REQUEST. Work out how many lines of the material below mention the word "Monthly"; reply with the number only.
====
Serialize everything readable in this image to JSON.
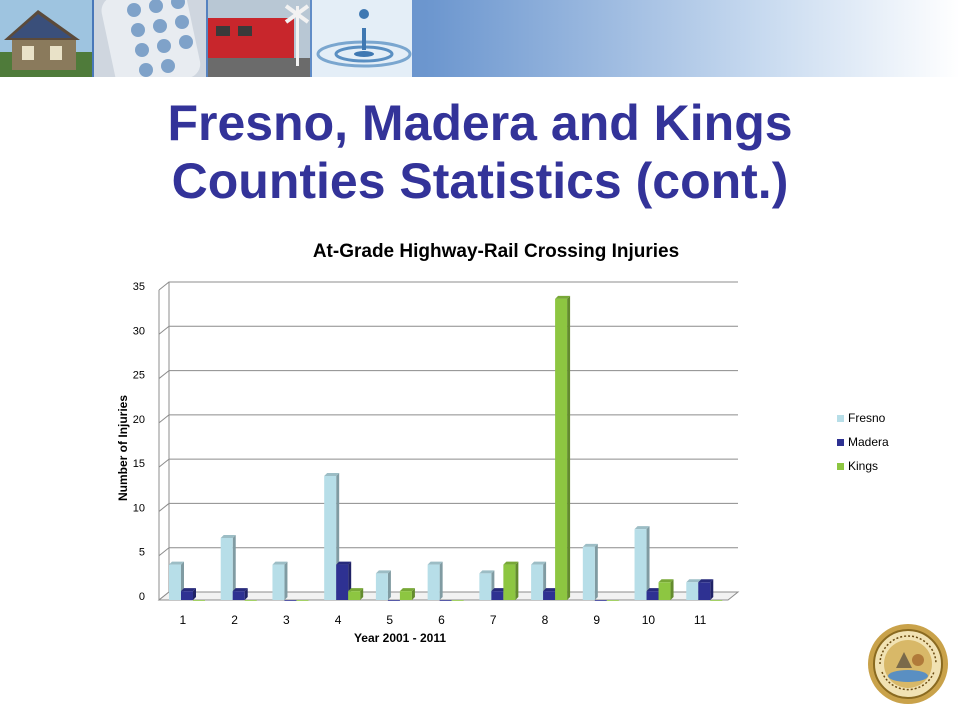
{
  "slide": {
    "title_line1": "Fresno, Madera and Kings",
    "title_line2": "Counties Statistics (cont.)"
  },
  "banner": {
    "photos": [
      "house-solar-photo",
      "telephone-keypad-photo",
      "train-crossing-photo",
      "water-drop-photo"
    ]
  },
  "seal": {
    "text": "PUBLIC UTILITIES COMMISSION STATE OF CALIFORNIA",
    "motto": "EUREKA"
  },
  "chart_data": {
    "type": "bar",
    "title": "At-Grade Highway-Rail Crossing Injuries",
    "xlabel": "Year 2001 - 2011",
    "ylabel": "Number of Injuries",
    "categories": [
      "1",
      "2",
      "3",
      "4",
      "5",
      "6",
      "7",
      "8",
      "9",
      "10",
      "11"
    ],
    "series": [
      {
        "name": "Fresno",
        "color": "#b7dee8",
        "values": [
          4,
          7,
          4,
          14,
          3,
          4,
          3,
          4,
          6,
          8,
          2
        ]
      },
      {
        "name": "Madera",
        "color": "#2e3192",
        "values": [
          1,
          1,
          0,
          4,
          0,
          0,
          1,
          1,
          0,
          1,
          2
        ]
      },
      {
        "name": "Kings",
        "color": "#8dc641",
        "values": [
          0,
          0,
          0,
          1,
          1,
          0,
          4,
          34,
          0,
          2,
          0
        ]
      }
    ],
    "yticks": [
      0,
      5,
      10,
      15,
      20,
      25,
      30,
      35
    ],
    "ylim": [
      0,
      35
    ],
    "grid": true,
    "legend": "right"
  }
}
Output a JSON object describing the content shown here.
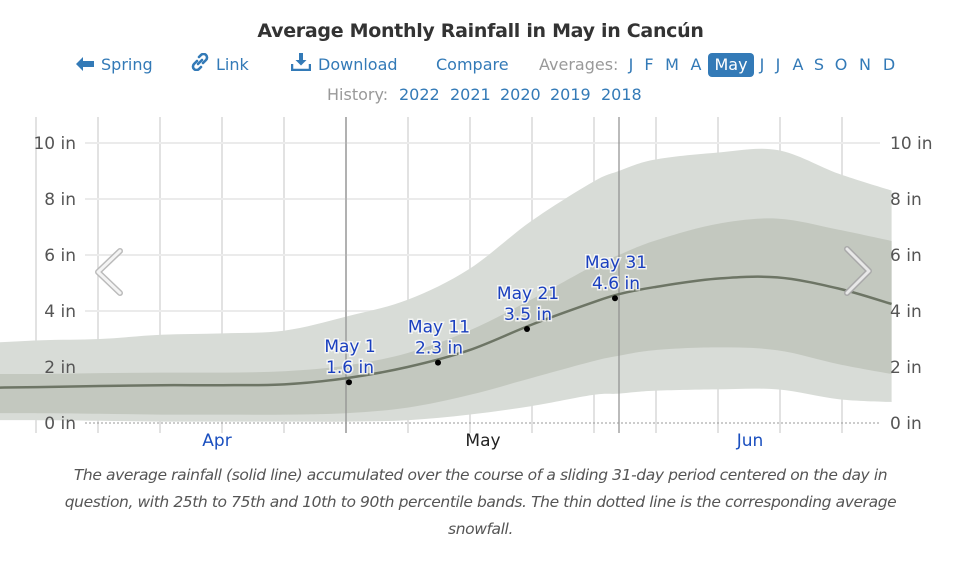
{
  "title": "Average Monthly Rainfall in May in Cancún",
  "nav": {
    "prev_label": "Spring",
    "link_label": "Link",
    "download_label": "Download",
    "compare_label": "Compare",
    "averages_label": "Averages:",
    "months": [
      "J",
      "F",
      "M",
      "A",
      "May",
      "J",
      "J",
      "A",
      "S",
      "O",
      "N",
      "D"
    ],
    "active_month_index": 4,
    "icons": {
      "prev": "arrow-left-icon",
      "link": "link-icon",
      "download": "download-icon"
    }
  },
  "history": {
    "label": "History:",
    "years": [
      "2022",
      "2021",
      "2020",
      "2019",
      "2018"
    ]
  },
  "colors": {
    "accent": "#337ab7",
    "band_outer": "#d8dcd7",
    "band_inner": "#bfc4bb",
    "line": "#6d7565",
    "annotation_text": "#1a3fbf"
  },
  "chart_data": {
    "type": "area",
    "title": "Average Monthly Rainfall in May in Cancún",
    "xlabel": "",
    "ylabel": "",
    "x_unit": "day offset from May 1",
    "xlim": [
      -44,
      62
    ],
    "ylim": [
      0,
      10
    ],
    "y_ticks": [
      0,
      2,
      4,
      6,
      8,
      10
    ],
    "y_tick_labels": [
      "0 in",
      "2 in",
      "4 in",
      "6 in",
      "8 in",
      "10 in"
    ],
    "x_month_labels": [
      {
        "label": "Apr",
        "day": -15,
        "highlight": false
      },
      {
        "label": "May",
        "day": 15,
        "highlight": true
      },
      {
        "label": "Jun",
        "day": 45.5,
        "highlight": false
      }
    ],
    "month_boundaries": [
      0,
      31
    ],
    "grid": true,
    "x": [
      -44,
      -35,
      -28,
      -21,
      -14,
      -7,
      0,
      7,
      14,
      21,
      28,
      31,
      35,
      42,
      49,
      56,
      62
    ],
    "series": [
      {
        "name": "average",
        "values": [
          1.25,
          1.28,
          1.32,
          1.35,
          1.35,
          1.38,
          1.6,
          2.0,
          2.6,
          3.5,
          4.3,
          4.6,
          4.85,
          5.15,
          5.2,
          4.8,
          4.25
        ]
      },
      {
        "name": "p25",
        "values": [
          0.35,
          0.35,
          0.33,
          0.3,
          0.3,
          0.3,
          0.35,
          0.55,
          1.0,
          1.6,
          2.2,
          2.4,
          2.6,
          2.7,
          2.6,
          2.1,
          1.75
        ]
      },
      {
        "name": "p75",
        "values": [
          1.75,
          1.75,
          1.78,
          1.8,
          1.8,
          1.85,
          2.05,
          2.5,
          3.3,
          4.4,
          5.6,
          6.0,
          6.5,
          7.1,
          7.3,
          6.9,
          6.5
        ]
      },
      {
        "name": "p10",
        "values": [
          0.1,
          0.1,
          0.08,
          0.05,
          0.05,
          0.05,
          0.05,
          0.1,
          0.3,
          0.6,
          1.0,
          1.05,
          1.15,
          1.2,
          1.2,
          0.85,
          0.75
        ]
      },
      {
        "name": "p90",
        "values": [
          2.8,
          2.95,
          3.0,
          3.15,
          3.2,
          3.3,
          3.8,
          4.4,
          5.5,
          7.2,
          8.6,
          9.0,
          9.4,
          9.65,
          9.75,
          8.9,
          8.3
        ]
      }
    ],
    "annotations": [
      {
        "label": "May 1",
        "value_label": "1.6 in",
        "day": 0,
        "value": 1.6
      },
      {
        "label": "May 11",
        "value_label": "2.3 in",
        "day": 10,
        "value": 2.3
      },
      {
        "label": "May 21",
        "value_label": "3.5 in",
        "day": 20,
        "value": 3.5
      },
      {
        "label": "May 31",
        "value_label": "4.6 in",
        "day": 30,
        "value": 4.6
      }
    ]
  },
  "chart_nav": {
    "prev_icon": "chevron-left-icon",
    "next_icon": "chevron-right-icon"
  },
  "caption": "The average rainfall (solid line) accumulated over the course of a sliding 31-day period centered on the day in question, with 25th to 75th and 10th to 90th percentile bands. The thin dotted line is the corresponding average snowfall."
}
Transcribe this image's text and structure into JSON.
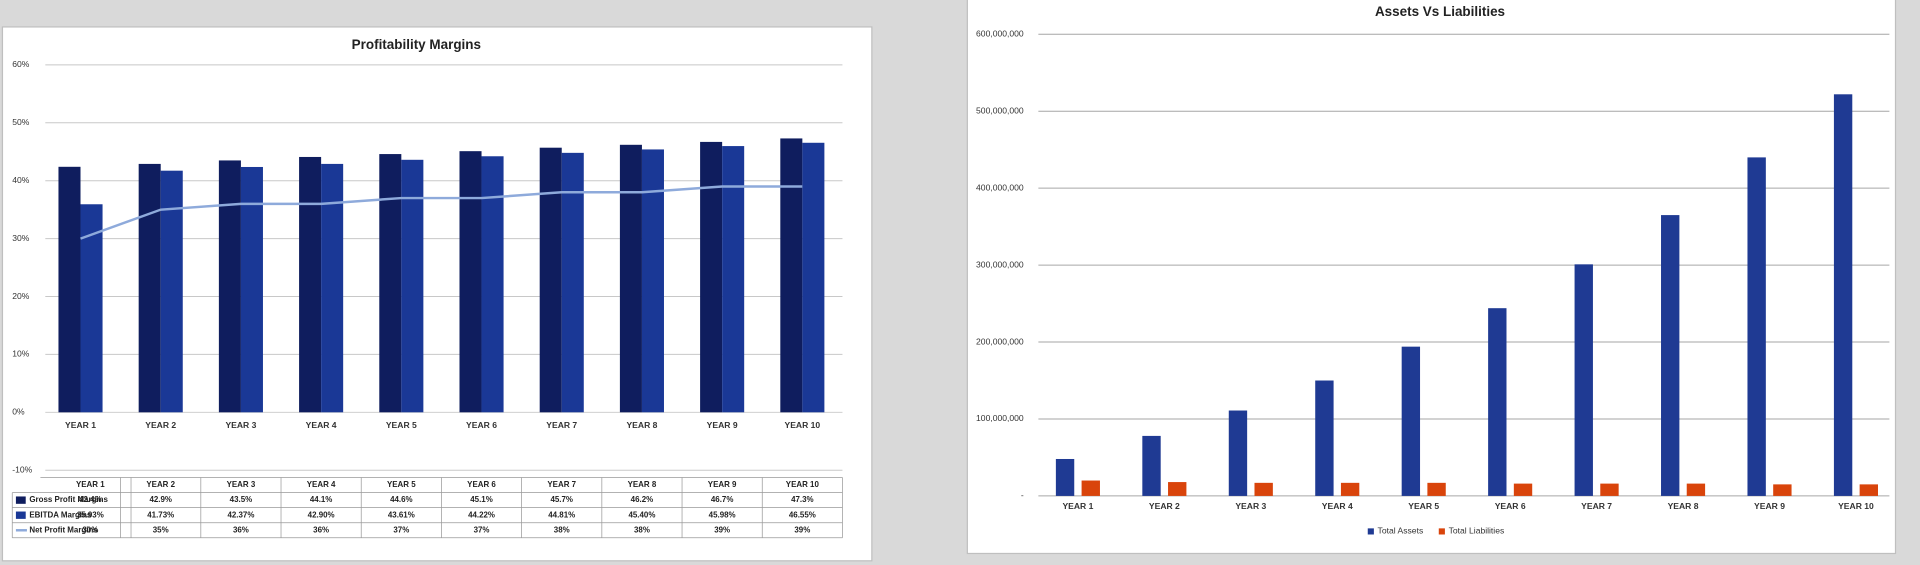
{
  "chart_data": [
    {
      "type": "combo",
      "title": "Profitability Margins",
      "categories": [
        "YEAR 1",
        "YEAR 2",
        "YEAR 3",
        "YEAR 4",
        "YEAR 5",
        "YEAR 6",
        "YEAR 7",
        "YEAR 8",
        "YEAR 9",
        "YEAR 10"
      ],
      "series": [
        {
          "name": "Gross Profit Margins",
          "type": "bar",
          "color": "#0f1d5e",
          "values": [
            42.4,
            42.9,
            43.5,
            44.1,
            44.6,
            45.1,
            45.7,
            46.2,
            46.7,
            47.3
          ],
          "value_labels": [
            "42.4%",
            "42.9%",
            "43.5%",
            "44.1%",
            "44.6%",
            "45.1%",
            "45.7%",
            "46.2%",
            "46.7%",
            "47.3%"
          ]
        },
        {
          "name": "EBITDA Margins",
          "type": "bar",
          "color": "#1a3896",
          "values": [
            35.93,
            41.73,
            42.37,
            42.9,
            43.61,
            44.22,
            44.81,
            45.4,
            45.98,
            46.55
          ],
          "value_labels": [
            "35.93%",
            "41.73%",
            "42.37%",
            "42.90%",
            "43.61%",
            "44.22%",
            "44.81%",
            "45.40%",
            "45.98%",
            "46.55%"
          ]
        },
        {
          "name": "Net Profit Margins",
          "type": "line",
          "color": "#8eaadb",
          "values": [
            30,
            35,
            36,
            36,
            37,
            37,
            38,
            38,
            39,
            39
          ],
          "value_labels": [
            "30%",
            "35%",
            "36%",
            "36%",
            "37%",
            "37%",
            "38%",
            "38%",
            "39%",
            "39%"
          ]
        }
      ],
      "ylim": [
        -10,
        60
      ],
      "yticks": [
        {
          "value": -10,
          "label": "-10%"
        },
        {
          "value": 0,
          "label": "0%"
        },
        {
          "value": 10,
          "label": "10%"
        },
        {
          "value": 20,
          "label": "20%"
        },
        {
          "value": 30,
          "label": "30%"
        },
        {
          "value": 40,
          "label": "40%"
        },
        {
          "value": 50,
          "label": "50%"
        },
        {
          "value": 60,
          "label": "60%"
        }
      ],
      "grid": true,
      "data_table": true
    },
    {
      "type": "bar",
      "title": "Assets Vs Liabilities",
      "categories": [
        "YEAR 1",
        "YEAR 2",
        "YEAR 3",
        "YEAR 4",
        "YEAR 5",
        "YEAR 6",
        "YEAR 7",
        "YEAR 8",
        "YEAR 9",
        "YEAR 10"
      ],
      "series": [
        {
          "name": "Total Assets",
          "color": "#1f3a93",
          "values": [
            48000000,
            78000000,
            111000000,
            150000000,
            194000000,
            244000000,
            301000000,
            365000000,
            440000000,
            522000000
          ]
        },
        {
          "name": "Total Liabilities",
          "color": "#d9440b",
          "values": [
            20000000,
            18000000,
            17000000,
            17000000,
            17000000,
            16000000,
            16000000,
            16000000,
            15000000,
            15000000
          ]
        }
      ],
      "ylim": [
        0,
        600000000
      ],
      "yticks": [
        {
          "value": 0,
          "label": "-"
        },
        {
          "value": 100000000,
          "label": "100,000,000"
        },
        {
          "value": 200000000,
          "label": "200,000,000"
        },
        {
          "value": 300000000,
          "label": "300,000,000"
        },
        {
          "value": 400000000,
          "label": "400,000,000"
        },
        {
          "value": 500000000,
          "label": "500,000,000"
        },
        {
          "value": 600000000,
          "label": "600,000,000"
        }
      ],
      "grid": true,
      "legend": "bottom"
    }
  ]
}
====
ANSWER TO THE EXERCISE. 2